Requirements —
All lines in which the word "要提高教学质量" occurs are to be extracted.

-- Begin --

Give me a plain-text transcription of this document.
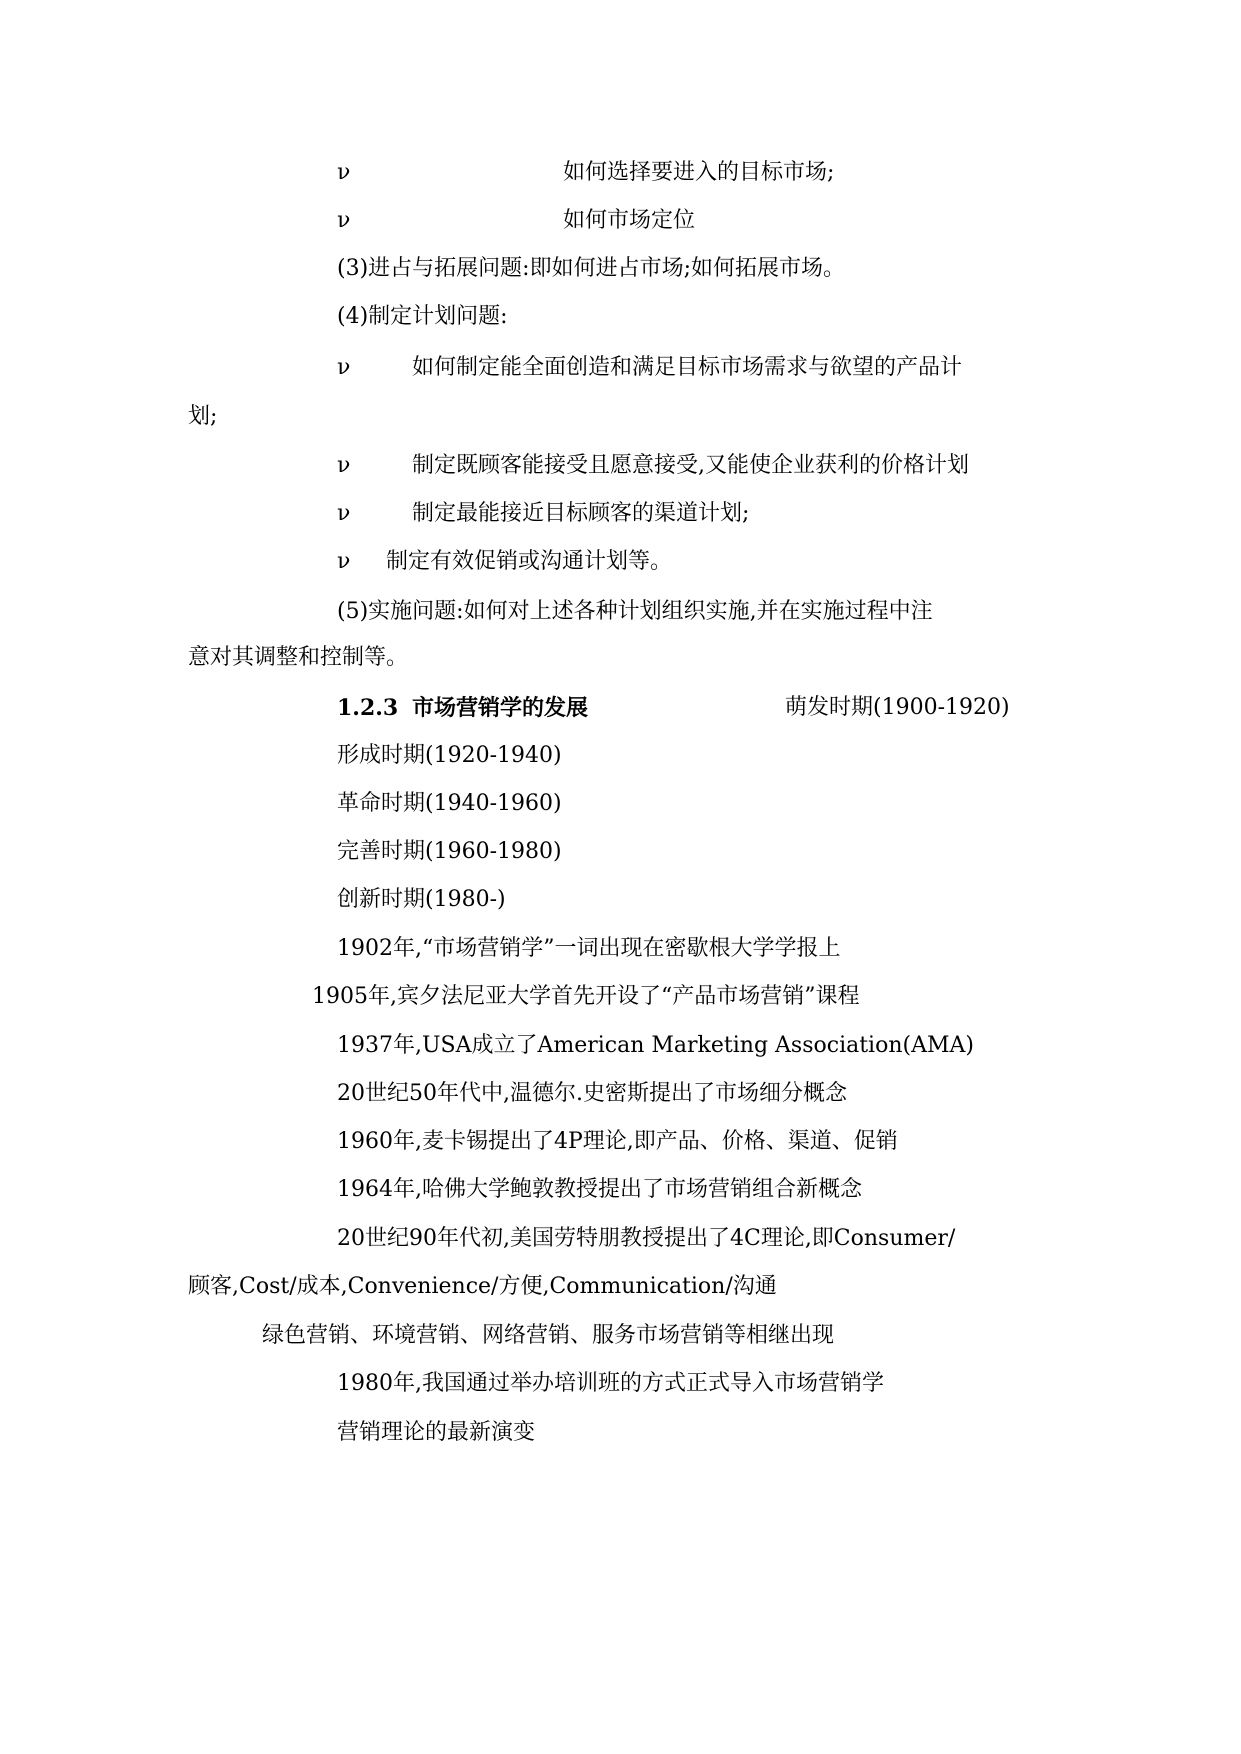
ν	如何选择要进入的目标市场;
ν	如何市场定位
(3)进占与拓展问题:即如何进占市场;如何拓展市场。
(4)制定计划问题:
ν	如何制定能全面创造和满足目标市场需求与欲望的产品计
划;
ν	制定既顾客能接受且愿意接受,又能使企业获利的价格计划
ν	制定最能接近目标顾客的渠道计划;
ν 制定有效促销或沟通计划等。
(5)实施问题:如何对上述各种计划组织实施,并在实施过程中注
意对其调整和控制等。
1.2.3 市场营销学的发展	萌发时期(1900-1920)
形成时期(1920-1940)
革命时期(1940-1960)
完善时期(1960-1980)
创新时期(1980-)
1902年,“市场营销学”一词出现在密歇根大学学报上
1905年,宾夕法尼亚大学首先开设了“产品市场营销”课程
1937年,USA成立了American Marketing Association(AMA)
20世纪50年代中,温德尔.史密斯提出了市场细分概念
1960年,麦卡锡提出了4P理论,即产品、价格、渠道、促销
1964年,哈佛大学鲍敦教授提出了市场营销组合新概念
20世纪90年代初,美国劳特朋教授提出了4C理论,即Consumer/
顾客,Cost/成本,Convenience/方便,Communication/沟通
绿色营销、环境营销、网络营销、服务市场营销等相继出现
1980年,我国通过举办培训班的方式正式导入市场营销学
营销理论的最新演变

-- End --
-- Begin --

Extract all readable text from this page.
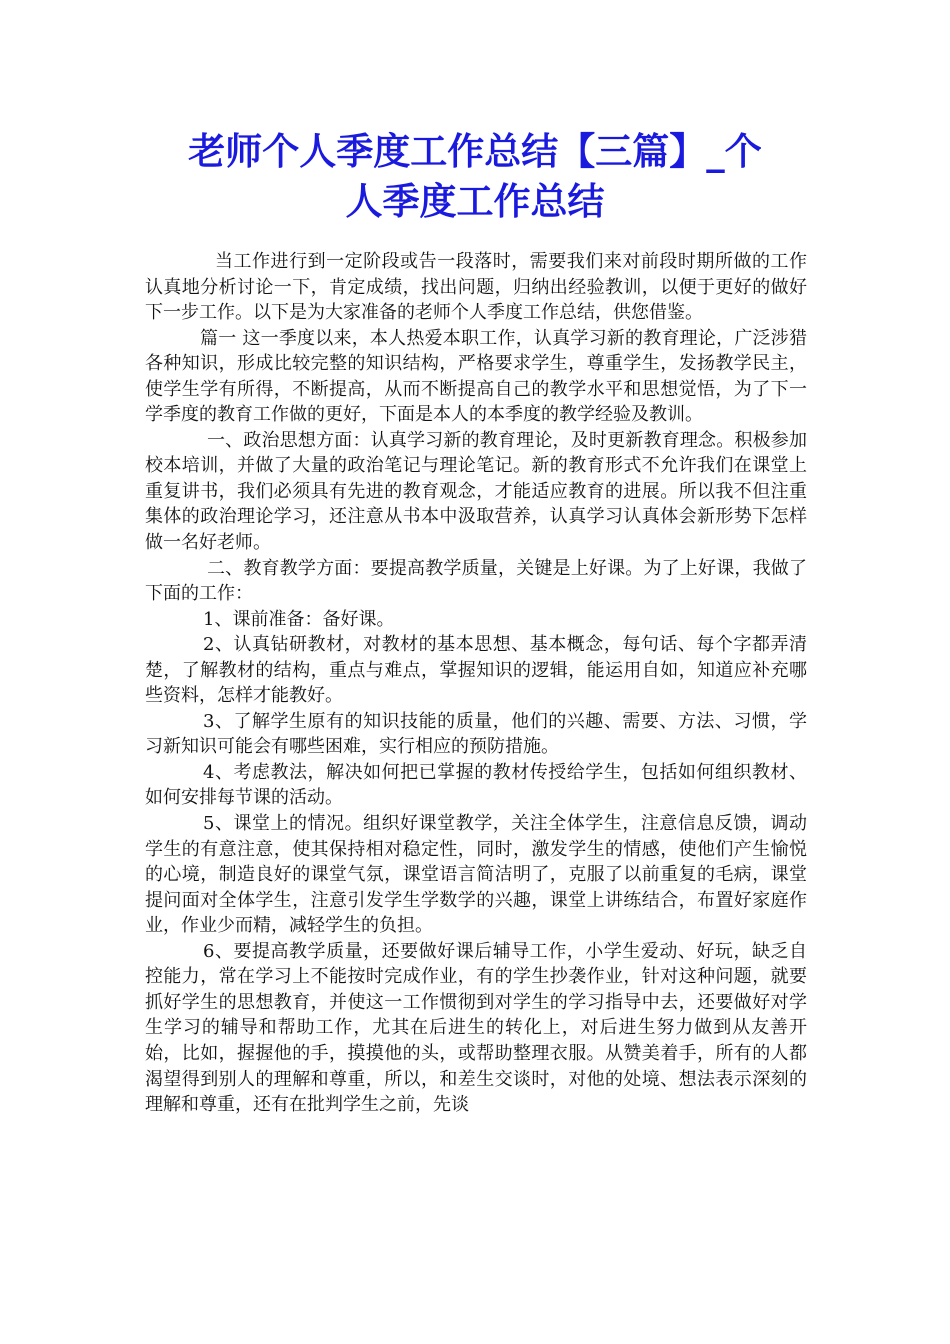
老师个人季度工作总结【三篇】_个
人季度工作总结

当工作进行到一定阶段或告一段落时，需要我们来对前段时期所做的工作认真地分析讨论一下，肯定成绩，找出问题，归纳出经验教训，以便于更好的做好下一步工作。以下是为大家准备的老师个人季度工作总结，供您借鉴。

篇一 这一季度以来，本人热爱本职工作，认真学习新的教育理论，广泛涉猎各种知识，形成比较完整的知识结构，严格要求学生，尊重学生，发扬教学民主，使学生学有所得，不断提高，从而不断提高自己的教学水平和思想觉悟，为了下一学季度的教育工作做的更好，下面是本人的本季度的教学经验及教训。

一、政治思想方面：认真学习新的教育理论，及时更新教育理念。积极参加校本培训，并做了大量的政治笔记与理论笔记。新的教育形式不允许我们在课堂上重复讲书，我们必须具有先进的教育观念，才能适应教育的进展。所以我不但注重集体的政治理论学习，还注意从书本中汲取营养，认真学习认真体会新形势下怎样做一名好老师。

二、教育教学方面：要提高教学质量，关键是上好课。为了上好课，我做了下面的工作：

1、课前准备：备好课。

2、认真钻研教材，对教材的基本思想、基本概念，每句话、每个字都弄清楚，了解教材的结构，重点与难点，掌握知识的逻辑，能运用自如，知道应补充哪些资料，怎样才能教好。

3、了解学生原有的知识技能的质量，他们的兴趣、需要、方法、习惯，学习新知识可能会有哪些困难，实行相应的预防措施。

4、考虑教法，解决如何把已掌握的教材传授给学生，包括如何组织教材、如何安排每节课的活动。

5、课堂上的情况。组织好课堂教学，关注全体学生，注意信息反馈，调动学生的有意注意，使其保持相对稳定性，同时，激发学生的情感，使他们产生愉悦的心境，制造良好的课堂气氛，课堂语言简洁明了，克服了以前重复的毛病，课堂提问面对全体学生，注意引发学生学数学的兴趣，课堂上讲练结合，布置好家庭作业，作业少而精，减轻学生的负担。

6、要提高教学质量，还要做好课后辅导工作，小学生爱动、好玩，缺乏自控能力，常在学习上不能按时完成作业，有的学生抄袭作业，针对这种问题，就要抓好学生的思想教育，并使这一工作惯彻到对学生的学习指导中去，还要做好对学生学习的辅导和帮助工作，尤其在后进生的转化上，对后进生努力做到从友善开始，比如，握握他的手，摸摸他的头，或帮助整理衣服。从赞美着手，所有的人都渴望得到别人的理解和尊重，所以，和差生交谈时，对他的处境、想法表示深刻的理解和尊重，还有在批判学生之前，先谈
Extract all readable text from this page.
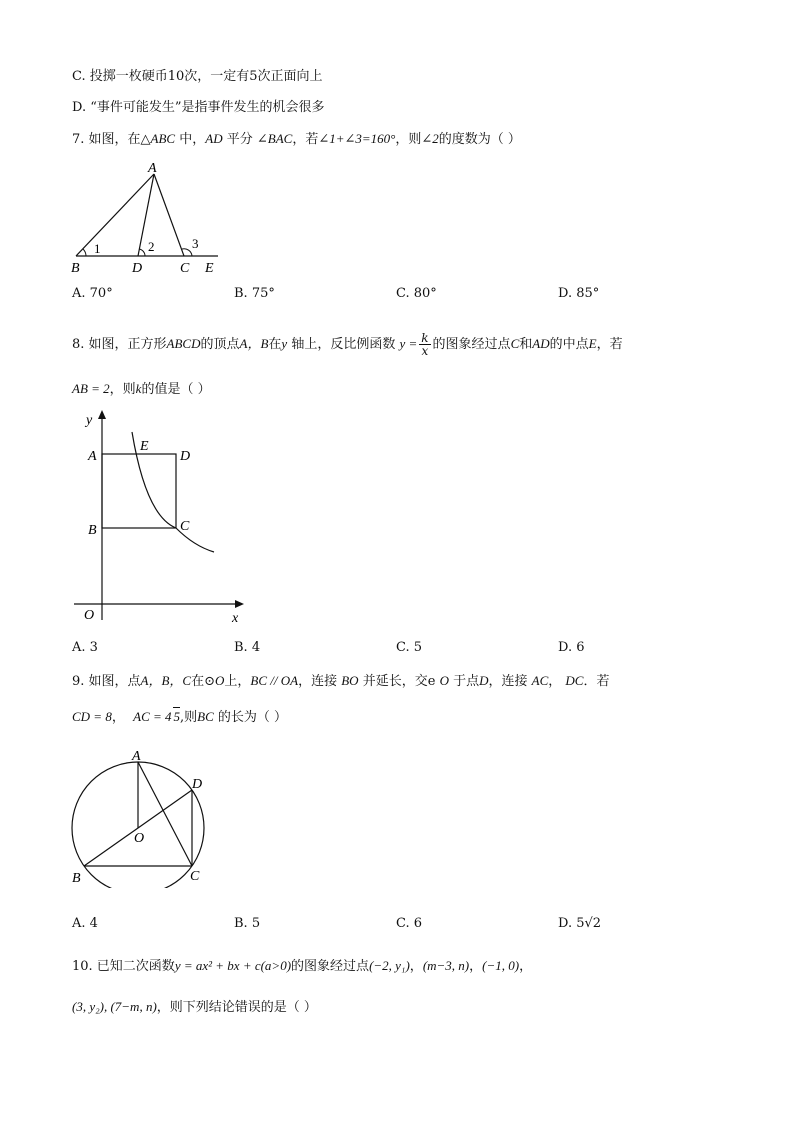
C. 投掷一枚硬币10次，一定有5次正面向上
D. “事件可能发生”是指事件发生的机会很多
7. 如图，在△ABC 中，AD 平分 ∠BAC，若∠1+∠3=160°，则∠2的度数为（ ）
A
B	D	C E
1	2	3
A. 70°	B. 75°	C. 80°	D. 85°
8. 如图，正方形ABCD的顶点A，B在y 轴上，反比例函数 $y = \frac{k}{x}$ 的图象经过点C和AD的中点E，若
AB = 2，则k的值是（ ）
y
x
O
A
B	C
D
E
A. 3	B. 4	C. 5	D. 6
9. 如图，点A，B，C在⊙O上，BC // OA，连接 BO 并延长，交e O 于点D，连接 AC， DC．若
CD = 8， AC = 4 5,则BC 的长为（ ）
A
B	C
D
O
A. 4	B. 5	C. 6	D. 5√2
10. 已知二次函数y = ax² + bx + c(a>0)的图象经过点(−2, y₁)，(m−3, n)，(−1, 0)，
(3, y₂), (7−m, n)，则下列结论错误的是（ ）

-- End --

Output below —
二、教育教学方面：要提高教学质量，关键是上好课。为了上好课，我做了下面的工作：
6、要提高教学质量，还要做好课后辅导工作，小学生爱动、好玩，缺乏自控能力，常在学习上不能按时完成作业，有的学生抄袭作业，针对这种问题，就要抓好学生的思想教育，并使这一工作惯彻到对学生的学习指导中去，还要做好对学生学习的辅导和帮助工作，尤其在后进生的转化上，对后进生努力做到从友善开始，比如，握握他的手，摸摸他的头，或帮助整理衣服。从赞美着手，所有的人都渴望得到别人的理解和尊重，所以，和差生交谈时，对他的处境、想法表示深刻的理解和尊重，还有在批判学生之前，先谈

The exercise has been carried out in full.